> [TASK TO COMPLETE]
Make an exact copy of the records, dropping all pictures.

(Dataset excerpt)
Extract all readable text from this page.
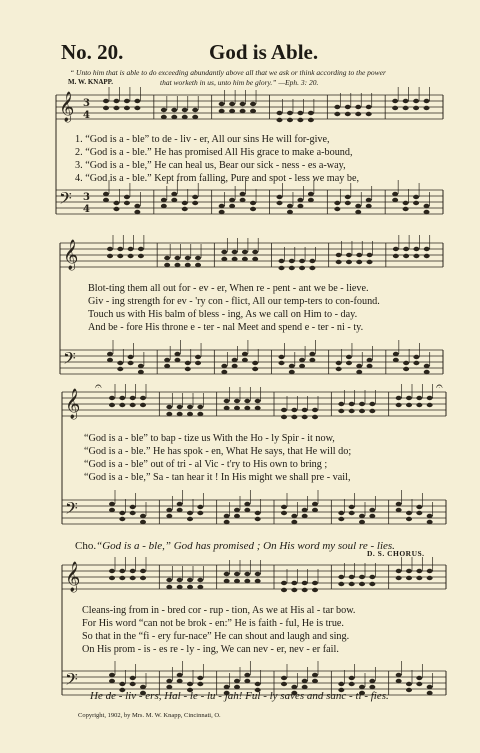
No. 20.	God is Able.
“ Unto him that is able to do exceeding abundantly above all that we ask or think according to the power
M. W. KNAPP.	that worketh in us, unto him be glory.” —Eph. 3: 20.
𝄞
𝄢
𝄞
𝄢
𝄞
𝄢
𝄞
𝄢
3
4
3
4
𝄐	𝄐
1. “God is a - ble” to de - liv - er, All our sins He will for-give,
2. “God is a - ble.” He has promised All His grace to make a-bound,
3. “God is a - ble,” He can heal us, Bear our sick - ness - es a-way,
4. “God is a - ble.” Kept from falling, Pure and spot - less we may be,
Blot-ting them all out for - ev - er, When re - pent - ant we be - lieve.
Giv - ing strength for ev - 'ry con - flict, All our temp-ters to con-found.
Touch us with His balm of bless - ing, As we call on Him to - day.
And be - fore His throne e - ter - nal Meet and spend e - ter - ni - ty.
“God is a - ble” to bap - tize us With the Ho - ly Spir - it now,
“God is a - ble.” He has spok - en, What He says, that He will do;
“God is a - ble” out of tri - al Vic - t'ry to His own to bring ;
“God is a - ble,” Sa - tan hear it ! In His might we shall pre - vail,
Cho.“God is a - ble,” God has promised ; On His word my soul re - lies.
D. S. CHORUS.
Cleans-ing from in - bred cor - rup - tion, As we at His al - tar bow.
For His word “can not be brok - en:” He is faith - ful, He is true.
So that in the “fi - ery fur-nace” He can shout and laugh and sing.
On His prom - is - es re - ly - ing, We can nev - er, nev - er fail.
He de - liv - ers, Hal - le - lu - jah! Ful - ly saves and sanc - ti - fies.
Copyright, 1902, by Mrs. M. W. Knapp, Cincinnati, O.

> [COMPLETED EXERCISE]
Extract all readable text from this page.
No. 20.	God is Able.
“ Unto him that is able to do exceeding abundantly above all that we ask or think according to the power
M. W. KNAPP.	that worketh in us, unto him be glory.” —Eph. 3: 20.
𝄞
𝄢
𝄞
𝄢
𝄞
𝄢
𝄞
𝄢
3
4
3
4
𝄐	𝄐
1. “God is a - ble” to de - liv - er, All our sins He will for-give,
2. “God is a - ble.” He has promised All His grace to make a-bound,
3. “God is a - ble,” He can heal us, Bear our sick - ness - es a-way,
4. “God is a - ble.” Kept from falling, Pure and spot - less we may be,
Blot-ting them all out for - ev - er, When re - pent - ant we be - lieve.
Giv - ing strength for ev - 'ry con - flict, All our temp-ters to con-found.
Touch us with His balm of bless - ing, As we call on Him to - day.
And be - fore His throne e - ter - nal Meet and spend e - ter - ni - ty.
“God is a - ble” to bap - tize us With the Ho - ly Spir - it now,
“God is a - ble.” He has spok - en, What He says, that He will do;
“God is a - ble” out of tri - al Vic - t'ry to His own to bring ;
“God is a - ble,” Sa - tan hear it ! In His might we shall pre - vail,
Cho.“God is a - ble,” God has promised ; On His word my soul re - lies.
D. S. CHORUS.
Cleans-ing from in - bred cor - rup - tion, As we at His al - tar bow.
For His word “can not be brok - en:” He is faith - ful, He is true.
So that in the “fi - ery fur-nace” He can shout and laugh and sing.
On His prom - is - es re - ly - ing, We can nev - er, nev - er fail.
He de - liv - ers, Hal - le - lu - jah! Ful - ly saves and sanc - ti - fies.
Copyright, 1902, by Mrs. M. W. Knapp, Cincinnati, O.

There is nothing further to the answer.